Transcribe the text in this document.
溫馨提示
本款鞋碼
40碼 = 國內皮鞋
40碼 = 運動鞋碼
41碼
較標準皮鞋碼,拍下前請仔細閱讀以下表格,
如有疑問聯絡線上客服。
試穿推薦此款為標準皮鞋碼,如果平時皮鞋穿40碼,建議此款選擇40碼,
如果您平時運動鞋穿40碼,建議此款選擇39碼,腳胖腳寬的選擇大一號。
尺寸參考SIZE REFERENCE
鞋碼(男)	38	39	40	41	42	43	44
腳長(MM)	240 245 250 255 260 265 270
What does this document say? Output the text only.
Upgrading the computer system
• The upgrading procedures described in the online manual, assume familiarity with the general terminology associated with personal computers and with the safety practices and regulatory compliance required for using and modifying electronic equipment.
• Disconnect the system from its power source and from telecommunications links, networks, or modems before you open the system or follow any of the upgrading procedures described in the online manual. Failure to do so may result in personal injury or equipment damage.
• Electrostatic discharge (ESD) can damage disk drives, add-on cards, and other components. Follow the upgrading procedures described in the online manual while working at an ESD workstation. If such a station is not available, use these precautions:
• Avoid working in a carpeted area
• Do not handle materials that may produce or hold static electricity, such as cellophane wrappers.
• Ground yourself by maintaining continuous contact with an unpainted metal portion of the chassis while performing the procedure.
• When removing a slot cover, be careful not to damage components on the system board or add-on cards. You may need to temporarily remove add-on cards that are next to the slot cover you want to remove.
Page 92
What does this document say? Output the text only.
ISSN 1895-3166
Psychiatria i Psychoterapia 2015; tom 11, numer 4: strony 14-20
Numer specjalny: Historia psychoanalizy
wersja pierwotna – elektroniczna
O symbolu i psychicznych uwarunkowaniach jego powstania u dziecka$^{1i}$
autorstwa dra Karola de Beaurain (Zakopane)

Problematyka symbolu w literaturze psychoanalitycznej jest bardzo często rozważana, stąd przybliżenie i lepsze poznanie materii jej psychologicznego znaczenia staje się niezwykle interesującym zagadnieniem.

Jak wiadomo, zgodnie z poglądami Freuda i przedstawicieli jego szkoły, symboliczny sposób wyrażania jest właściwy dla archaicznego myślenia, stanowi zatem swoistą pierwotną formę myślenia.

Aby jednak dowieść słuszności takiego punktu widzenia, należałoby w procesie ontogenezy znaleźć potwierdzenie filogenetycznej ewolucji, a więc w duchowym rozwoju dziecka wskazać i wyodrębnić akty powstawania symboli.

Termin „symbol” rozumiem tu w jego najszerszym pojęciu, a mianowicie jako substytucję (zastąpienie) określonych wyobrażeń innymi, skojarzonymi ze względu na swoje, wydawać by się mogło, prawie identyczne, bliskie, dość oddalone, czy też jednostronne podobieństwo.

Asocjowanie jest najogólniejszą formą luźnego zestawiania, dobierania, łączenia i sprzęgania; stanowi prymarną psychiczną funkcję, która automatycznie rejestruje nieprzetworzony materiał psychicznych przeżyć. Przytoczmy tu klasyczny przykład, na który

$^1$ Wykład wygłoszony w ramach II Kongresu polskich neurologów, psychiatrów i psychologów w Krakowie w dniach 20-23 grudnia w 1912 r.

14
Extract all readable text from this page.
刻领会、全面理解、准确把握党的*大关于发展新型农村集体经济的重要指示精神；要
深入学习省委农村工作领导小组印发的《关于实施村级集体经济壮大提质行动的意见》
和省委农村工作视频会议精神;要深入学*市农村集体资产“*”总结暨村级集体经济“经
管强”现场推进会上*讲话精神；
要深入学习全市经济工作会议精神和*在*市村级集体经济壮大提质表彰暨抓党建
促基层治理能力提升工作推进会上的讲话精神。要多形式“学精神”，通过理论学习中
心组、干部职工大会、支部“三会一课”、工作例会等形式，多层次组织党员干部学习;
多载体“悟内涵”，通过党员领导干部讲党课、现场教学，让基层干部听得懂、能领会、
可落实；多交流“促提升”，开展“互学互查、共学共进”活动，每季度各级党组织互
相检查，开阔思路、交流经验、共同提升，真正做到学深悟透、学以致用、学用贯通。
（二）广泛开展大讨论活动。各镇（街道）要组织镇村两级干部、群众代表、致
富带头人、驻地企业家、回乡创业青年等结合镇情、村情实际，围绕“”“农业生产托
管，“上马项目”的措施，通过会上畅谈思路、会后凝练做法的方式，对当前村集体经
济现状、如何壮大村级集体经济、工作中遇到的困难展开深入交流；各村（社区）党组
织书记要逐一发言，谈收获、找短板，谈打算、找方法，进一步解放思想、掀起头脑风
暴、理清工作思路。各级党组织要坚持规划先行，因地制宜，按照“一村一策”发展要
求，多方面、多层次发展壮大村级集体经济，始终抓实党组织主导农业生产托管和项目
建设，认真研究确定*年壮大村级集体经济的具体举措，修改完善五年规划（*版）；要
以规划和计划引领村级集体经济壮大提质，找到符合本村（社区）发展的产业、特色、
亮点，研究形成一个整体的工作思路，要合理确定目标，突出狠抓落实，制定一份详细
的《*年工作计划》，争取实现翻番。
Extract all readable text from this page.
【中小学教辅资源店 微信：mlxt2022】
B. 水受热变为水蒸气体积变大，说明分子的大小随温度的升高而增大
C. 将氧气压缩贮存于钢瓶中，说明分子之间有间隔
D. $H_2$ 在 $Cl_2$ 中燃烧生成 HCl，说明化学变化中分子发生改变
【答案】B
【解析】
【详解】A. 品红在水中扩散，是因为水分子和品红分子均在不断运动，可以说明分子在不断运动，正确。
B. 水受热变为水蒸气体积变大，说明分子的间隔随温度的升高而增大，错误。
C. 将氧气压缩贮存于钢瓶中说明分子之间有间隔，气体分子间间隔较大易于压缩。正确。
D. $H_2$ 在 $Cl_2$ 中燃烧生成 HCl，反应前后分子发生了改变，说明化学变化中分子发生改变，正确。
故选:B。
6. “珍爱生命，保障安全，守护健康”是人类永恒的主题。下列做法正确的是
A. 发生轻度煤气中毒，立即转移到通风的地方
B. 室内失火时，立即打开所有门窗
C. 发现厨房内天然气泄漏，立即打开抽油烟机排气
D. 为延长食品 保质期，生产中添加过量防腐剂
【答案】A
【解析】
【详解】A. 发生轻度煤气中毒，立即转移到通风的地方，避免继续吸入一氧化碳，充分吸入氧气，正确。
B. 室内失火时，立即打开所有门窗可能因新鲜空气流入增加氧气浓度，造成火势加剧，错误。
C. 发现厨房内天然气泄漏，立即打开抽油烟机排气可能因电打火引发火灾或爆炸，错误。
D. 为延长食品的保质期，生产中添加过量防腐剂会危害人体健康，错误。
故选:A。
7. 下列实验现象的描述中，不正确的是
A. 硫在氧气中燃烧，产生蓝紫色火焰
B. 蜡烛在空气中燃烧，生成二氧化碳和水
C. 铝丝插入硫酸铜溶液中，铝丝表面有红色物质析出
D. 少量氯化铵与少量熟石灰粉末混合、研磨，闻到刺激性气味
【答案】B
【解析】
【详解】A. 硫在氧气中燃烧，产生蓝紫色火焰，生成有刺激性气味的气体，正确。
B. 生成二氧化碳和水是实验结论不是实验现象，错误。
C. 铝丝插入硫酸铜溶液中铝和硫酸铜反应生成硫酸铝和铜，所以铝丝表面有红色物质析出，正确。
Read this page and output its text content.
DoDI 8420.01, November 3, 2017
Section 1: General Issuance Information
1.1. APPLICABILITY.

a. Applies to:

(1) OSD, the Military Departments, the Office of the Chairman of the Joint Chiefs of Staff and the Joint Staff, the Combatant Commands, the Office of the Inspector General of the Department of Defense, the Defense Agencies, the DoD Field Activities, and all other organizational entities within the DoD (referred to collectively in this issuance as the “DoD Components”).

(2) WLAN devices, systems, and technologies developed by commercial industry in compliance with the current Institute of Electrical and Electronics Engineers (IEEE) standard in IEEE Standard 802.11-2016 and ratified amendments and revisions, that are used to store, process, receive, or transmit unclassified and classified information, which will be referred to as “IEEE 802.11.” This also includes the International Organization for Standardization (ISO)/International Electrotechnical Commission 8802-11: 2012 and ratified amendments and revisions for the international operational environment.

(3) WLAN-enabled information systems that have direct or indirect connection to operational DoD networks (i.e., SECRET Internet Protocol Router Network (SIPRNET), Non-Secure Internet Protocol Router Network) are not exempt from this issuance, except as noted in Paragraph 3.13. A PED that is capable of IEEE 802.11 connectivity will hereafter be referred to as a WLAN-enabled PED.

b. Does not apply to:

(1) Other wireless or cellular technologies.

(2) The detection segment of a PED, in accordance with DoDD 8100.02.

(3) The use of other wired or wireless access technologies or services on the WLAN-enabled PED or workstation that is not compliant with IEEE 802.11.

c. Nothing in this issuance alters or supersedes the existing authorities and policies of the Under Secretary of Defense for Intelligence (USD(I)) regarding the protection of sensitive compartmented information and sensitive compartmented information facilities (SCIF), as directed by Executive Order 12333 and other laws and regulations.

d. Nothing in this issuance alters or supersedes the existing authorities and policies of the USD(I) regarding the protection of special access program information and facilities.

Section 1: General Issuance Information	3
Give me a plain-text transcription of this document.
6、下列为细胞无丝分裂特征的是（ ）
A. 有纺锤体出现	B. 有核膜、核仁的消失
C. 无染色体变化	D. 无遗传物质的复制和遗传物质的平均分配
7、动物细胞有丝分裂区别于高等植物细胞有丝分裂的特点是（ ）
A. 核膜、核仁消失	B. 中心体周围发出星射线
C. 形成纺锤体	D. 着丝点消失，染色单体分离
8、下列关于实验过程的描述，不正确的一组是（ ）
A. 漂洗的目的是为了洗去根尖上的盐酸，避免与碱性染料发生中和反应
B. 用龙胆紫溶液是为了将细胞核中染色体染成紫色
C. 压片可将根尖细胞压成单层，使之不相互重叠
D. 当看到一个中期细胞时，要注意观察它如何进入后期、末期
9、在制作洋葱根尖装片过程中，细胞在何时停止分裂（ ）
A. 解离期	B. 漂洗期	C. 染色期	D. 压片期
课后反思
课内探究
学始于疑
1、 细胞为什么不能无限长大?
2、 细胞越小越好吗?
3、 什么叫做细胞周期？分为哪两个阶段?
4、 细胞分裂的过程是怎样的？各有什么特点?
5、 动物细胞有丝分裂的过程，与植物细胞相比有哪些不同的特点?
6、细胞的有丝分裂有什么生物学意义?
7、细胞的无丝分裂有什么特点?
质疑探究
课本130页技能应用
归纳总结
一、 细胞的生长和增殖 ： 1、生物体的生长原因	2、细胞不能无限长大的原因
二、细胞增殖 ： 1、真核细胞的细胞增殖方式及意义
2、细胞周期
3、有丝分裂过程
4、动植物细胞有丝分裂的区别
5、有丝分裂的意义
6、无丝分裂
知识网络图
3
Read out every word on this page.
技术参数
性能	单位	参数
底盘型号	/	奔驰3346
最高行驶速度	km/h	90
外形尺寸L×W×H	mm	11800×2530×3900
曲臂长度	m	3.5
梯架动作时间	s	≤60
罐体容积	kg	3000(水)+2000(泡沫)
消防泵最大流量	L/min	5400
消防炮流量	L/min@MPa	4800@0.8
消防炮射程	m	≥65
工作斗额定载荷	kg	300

● ● ●

▸ **Problem to solve**:
The line containing "Read out every word on this page." marks the start; retype it and each line after it through the end of the records above, exactly.

▸ **Answer**:
Read out every word on this page.
技术参数
性能	单位	参数
底盘型号	/	奔驰3346
最高行驶速度	km/h	90
外形尺寸L×W×H	mm	11800×2530×3900
曲臂长度	m	3.5
梯架动作时间	s	≤60
罐体容积	kg	3000(水)+2000(泡沫)
消防泵最大流量	L/min	5400
消防炮流量	L/min@MPa	4800@0.8
消防炮射程	m	≥65
工作斗额定载荷	kg	300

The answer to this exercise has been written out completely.